> WHAT YOU SHOULD DO:
Give the data below again exactly as it stands. Omit the pictures.

##############################

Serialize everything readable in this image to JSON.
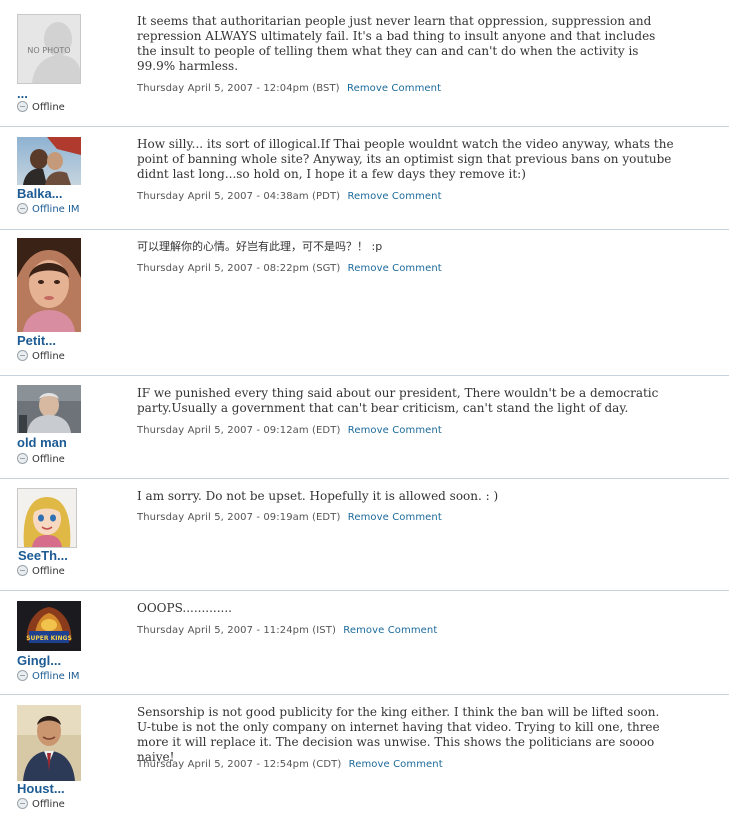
{
  "remove_label": "Remove Comment",
  "comments": [
    {
      "username": "...",
      "status": "Offline",
      "avatar": "no-photo",
      "avatar_text": "NO PHOTO",
      "text": "It seems that authoritarian people just never learn that oppression, suppression and repression ALWAYS ultimately fail. It's a bad thing to insult anyone and that includes the insult to people of telling them what they can and can't do when the activity is 99.9% harmless.",
      "date": "Thursday April 5, 2007 - 12:04pm (BST)"
    },
    {
      "username": "Balka...",
      "status": "Offline IM",
      "avatar": "couple-photo",
      "text": "How silly... its sort of illogical.If Thai people wouldnt watch the video anyway, whats the point of banning whole site? Anyway, its an optimist sign that previous bans on youtube didnt last long...so hold on, I hope it a few days they remove it:)",
      "date": "Thursday April 5, 2007 - 04:38am (PDT)"
    },
    {
      "username": "Petit...",
      "status": "Offline",
      "avatar": "child-photo",
      "text": "可以理解你的心情。好岂有此理，可不是吗？！ :p",
      "date": "Thursday April 5, 2007 - 08:22pm (SGT)"
    },
    {
      "username": "old man",
      "status": "Offline",
      "avatar": "old-man-photo",
      "text": "IF we punished every thing said about our president, There wouldn't be a democratic party.Usually a government that can't bear criticism, can't stand the light of day.",
      "date": "Thursday April 5, 2007 - 09:12am (EDT)"
    },
    {
      "username": "SeeTh...",
      "status": "Offline",
      "avatar": "cartoon-girl",
      "text": "I am sorry. Do not be upset. Hopefully it is allowed soon. : )",
      "date": "Thursday April 5, 2007 - 09:19am (EDT)"
    },
    {
      "username": "Gingl...",
      "status": "Offline IM",
      "avatar": "super-kings-logo",
      "avatar_text": "SUPER KINGS",
      "text": "OOOPS.............",
      "date": "Thursday April 5, 2007 - 11:24pm (IST)"
    },
    {
      "username": "Houst...",
      "status": "Offline",
      "avatar": "man-suit-photo",
      "text": "Sensorship is not good publicity for the king either. I think the ban will be lifted soon. U-tube is not the only company on internet having that video. Trying to kill one, three more it will replace it. The decision was unwise. This shows the politicians are soooo naive!",
      "date": "Thursday April 5, 2007 - 12:54pm (CDT)"
    }
  ]
}
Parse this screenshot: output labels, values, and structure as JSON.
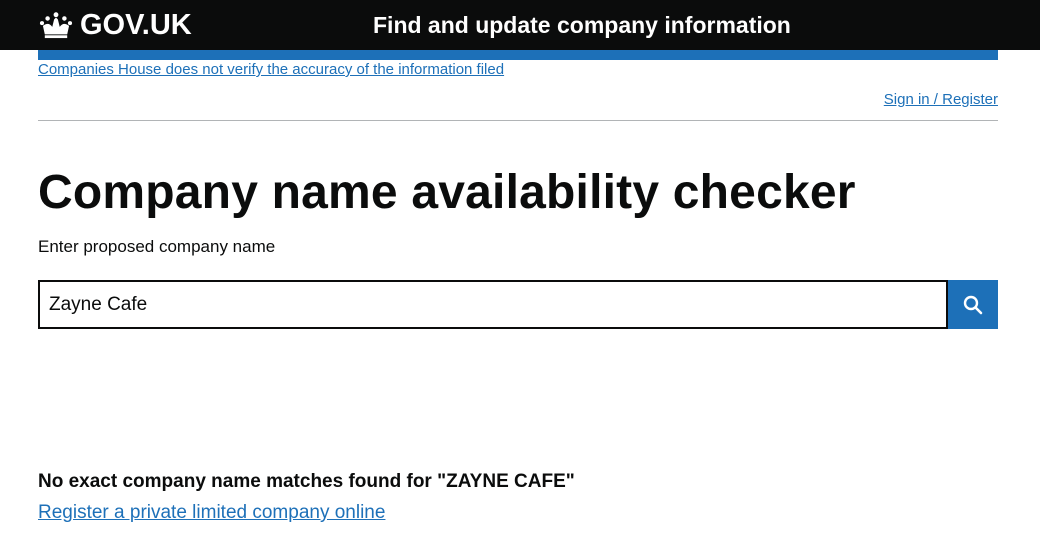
{
  "header": {
    "logo_text": "GOV.UK",
    "service_name": "Find and update company information",
    "logo_icon": "crown-icon"
  },
  "banner": {
    "disclaimer": "Companies House does not verify the accuracy of the information filed"
  },
  "account": {
    "signin_label": "Sign in / Register"
  },
  "main": {
    "title": "Company name availability checker",
    "field_label": "Enter proposed company name",
    "search_value": "Zayne Cafe",
    "search_icon": "search-icon",
    "result_message": "No exact company name matches found for \"ZAYNE CAFE\"",
    "register_link": "Register a private limited company online"
  },
  "colors": {
    "header_bg": "#0b0c0c",
    "brand_blue": "#1d70b8",
    "text": "#0b0c0c",
    "divider": "#b1b4b6"
  }
}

##############################

> FULL ANSWER:
Serialize everything readable in this image to JSON.
{
  "remove_label": "Remove Comment",
  "comments": [
    {
      "username": "...",
      "status": "Offline",
      "avatar": "no-photo",
      "avatar_text": "NO PHOTO",
      "text": "It seems that authoritarian people just never learn that oppression, suppression and repression ALWAYS ultimately fail. It's a bad thing to insult anyone and that includes the insult to people of telling them what they can and can't do when the activity is 99.9% harmless.",
      "date": "Thursday April 5, 2007 - 12:04pm (BST)"
    },
    {
      "username": "Balka...",
      "status": "Offline IM",
      "avatar": "couple-photo",
      "text": "How silly... its sort of illogical.If Thai people wouldnt watch the video anyway, whats the point of banning whole site? Anyway, its an optimist sign that previous bans on youtube didnt last long...so hold on, I hope it a few days they remove it:)",
      "date": "Thursday April 5, 2007 - 04:38am (PDT)"
    },
    {
      "username": "Petit...",
      "status": "Offline",
      "avatar": "child-photo",
      "text": "可以理解你的心情。好岂有此理，可不是吗？！ :p",
      "date": "Thursday April 5, 2007 - 08:22pm (SGT)"
    },
    {
      "username": "old man",
      "status": "Offline",
      "avatar": "old-man-photo",
      "text": "IF we punished every thing said about our president, There wouldn't be a democratic party.Usually a government that can't bear criticism, can't stand the light of day.",
      "date": "Thursday April 5, 2007 - 09:12am (EDT)"
    },
    {
      "username": "SeeTh...",
      "status": "Offline",
      "avatar": "cartoon-girl",
      "text": "I am sorry. Do not be upset. Hopefully it is allowed soon. : )",
      "date": "Thursday April 5, 2007 - 09:19am (EDT)"
    },
    {
      "username": "Gingl...",
      "status": "Offline IM",
      "avatar": "super-kings-logo",
      "avatar_text": "SUPER KINGS",
      "text": "OOOPS.............",
      "date": "Thursday April 5, 2007 - 11:24pm (IST)"
    },
    {
      "username": "Houst...",
      "status": "Offline",
      "avatar": "man-suit-photo",
      "text": "Sensorship is not good publicity for the king either. I think the ban will be lifted soon. U-tube is not the only company on internet having that video. Trying to kill one, three more it will replace it. The decision was unwise. This shows the politicians are soooo naive!",
      "date": "Thursday April 5, 2007 - 12:54pm (CDT)"
    }
  ]
}
Parse this screenshot: output labels, values, and structure as JSON.
{
  "header": {
    "logo_text": "GOV.UK",
    "service_name": "Find and update company information",
    "logo_icon": "crown-icon"
  },
  "banner": {
    "disclaimer": "Companies House does not verify the accuracy of the information filed"
  },
  "account": {
    "signin_label": "Sign in / Register"
  },
  "main": {
    "title": "Company name availability checker",
    "field_label": "Enter proposed company name",
    "search_value": "Zayne Cafe",
    "search_icon": "search-icon",
    "result_message": "No exact company name matches found for \"ZAYNE CAFE\"",
    "register_link": "Register a private limited company online"
  },
  "colors": {
    "header_bg": "#0b0c0c",
    "brand_blue": "#1d70b8",
    "text": "#0b0c0c",
    "divider": "#b1b4b6"
  }
}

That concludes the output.